**TASK DETAILS:** Write each line exactly, from the line that holds "What does this" through the final line of the material, and no other line.

— start of MATERIAL FOR THIS EXERCISE —

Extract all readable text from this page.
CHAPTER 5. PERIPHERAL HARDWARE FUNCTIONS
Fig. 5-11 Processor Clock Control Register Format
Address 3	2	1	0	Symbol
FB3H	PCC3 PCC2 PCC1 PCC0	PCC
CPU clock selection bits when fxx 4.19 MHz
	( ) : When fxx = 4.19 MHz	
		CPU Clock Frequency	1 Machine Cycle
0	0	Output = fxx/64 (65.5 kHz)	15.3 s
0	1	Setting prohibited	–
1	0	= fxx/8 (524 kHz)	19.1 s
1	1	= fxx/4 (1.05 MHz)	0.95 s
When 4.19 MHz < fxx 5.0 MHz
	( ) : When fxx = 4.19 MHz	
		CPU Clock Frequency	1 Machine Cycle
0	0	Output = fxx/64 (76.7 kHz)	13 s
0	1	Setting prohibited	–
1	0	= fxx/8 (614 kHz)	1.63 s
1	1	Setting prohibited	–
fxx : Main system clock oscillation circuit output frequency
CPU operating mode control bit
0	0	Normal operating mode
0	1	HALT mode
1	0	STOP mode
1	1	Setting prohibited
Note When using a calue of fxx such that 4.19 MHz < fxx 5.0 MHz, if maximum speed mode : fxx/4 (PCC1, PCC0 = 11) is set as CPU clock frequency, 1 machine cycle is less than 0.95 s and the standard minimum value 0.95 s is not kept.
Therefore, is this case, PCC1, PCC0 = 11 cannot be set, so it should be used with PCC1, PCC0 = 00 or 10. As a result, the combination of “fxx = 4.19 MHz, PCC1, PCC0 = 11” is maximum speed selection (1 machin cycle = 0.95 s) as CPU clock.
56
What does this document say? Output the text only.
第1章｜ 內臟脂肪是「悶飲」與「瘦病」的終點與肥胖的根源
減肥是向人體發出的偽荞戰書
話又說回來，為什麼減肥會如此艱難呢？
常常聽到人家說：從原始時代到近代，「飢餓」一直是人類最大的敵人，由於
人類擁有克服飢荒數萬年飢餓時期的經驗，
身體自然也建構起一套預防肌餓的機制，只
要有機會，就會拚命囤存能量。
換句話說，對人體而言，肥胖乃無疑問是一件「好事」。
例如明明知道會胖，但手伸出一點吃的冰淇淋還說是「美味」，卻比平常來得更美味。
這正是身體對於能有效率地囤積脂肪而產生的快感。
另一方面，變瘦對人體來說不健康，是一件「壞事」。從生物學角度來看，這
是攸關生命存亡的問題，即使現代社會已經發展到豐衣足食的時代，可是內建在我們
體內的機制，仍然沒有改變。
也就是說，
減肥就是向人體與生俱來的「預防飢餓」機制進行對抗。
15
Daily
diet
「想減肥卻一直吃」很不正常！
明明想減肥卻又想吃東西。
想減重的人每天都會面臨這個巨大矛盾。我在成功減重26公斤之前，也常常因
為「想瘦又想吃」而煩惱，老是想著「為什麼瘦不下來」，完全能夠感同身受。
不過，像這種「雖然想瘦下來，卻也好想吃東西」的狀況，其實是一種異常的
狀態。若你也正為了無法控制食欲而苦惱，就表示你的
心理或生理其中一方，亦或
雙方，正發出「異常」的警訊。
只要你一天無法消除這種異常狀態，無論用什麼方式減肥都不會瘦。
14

— end of MATERIAL FOR THIS EXERCISE —

**FULL OUTPUT:**
What does this document say? Output the text only.
第1章｜ 內臟脂肪是「悶飲」與「瘦病」的終點與肥胖的根源
減肥是向人體發出的偽荞戰書
話又說回來，為什麼減肥會如此艱難呢？
常常聽到人家說：從原始時代到近代，「飢餓」一直是人類最大的敵人，由於
人類擁有克服飢荒數萬年飢餓時期的經驗，
身體自然也建構起一套預防肌餓的機制，只
要有機會，就會拚命囤存能量。
換句話說，對人體而言，肥胖乃無疑問是一件「好事」。
例如明明知道會胖，但手伸出一點吃的冰淇淋還說是「美味」，卻比平常來得更美味。
這正是身體對於能有效率地囤積脂肪而產生的快感。
另一方面，變瘦對人體來說不健康，是一件「壞事」。從生物學角度來看，這
是攸關生命存亡的問題，即使現代社會已經發展到豐衣足食的時代，可是內建在我們
體內的機制，仍然沒有改變。
也就是說，
減肥就是向人體與生俱來的「預防飢餓」機制進行對抗。
15
Daily
diet
「想減肥卻一直吃」很不正常！
明明想減肥卻又想吃東西。
想減重的人每天都會面臨這個巨大矛盾。我在成功減重26公斤之前，也常常因
為「想瘦又想吃」而煩惱，老是想著「為什麼瘦不下來」，完全能夠感同身受。
不過，像這種「雖然想瘦下來，卻也好想吃東西」的狀況，其實是一種異常的
狀態。若你也正為了無法控制食欲而苦惱，就表示你的
心理或生理其中一方，亦或
雙方，正發出「異常」的警訊。
只要你一天無法消除這種異常狀態，無論用什麼方式減肥都不會瘦。
14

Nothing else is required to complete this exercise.